* _What you should do_: Read through the data and report every line in which the word "content" occurs.

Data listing
>>>
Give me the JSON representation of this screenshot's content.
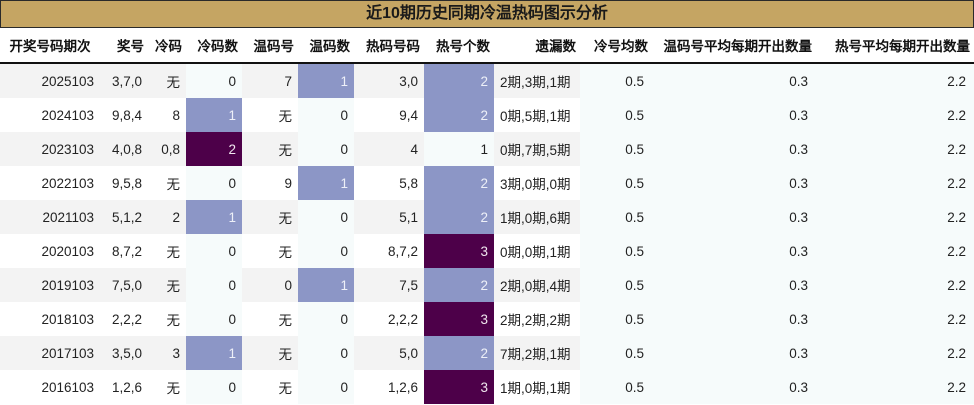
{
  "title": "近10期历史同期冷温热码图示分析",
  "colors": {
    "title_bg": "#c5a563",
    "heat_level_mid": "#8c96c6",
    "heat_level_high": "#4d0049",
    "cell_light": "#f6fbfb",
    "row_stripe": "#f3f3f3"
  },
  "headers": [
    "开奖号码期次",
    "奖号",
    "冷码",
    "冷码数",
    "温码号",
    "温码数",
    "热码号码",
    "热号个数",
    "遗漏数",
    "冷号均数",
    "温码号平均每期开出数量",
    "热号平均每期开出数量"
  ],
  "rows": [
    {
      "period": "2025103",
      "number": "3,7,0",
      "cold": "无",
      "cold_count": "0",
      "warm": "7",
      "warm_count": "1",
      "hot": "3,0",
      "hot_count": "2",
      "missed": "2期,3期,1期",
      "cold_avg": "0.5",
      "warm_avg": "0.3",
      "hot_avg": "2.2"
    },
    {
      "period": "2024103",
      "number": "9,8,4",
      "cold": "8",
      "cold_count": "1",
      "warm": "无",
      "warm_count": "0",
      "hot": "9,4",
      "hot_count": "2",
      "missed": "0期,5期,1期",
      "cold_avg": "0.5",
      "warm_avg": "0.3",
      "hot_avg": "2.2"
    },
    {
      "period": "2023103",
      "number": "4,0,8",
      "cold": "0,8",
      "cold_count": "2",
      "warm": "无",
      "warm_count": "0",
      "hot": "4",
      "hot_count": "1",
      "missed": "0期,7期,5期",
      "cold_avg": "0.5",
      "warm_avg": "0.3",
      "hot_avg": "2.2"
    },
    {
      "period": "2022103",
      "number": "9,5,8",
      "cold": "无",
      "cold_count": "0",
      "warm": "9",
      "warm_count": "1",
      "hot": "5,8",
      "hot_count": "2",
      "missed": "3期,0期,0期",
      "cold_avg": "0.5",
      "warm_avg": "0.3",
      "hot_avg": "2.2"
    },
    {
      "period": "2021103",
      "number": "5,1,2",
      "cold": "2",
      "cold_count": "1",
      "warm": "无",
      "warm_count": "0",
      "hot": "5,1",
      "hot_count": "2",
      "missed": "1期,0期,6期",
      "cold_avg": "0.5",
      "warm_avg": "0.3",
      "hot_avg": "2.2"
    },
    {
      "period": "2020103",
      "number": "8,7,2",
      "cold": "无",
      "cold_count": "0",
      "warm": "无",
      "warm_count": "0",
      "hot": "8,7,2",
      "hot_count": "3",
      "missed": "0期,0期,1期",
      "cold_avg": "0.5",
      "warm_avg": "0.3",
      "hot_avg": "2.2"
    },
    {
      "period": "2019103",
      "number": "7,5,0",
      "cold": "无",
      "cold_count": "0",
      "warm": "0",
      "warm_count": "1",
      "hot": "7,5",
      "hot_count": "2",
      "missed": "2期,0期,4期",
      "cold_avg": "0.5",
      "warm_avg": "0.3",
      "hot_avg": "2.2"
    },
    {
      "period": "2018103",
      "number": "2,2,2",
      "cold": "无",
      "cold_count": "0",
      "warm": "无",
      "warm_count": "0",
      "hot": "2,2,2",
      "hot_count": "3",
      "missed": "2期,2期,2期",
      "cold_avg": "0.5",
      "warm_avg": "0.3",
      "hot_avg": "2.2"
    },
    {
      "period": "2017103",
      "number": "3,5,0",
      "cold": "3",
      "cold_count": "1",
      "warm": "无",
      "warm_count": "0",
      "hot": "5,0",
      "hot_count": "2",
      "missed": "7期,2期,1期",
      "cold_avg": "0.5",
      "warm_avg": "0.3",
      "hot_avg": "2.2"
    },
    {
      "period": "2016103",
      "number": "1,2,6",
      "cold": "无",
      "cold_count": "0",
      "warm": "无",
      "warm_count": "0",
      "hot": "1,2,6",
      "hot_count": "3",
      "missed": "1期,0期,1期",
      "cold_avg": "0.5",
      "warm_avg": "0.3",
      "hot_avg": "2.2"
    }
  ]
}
<<<
>>>
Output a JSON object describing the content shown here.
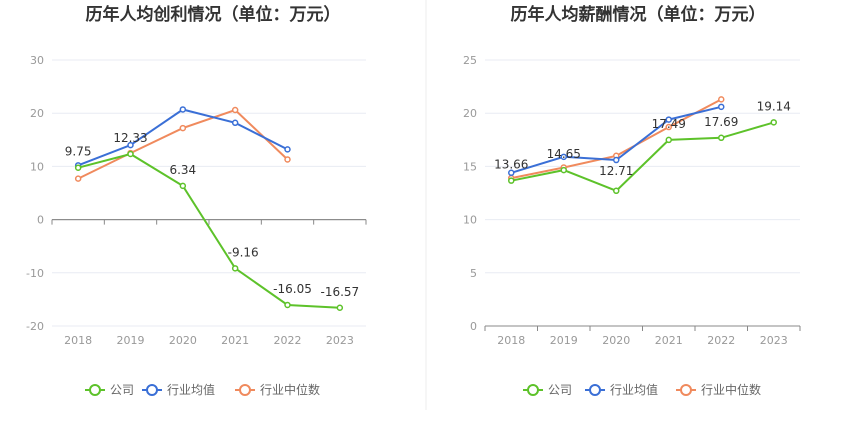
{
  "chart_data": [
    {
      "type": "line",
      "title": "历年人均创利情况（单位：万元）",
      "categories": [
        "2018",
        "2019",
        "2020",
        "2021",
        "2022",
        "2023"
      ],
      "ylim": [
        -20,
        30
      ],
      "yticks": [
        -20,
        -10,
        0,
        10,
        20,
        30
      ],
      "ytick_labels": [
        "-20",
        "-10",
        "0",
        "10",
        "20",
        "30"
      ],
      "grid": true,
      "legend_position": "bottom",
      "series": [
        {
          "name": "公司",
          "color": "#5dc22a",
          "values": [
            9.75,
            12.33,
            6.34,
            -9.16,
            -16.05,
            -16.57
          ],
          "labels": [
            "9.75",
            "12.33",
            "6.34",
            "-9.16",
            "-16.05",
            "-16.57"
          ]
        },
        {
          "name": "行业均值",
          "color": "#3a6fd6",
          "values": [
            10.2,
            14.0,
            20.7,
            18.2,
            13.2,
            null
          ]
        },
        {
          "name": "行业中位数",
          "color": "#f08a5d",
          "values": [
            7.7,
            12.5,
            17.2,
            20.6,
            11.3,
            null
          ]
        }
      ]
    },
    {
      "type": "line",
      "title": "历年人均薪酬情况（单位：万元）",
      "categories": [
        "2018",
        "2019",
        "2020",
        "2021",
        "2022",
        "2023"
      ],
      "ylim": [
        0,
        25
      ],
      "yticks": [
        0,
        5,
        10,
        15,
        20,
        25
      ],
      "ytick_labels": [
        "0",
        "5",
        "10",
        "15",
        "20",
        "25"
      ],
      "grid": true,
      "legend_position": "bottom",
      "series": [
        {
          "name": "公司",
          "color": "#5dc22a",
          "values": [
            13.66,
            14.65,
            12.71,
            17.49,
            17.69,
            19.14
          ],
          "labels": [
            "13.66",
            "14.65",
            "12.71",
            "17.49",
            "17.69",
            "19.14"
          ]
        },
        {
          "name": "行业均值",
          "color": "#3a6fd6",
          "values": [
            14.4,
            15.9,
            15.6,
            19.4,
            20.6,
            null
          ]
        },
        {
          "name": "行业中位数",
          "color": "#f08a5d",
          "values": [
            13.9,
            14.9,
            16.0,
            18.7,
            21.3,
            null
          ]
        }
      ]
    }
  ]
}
<<<
* _Full output_:
Give me the JSON representation of this screenshot's content.
Output a JSON object describing the content shown here.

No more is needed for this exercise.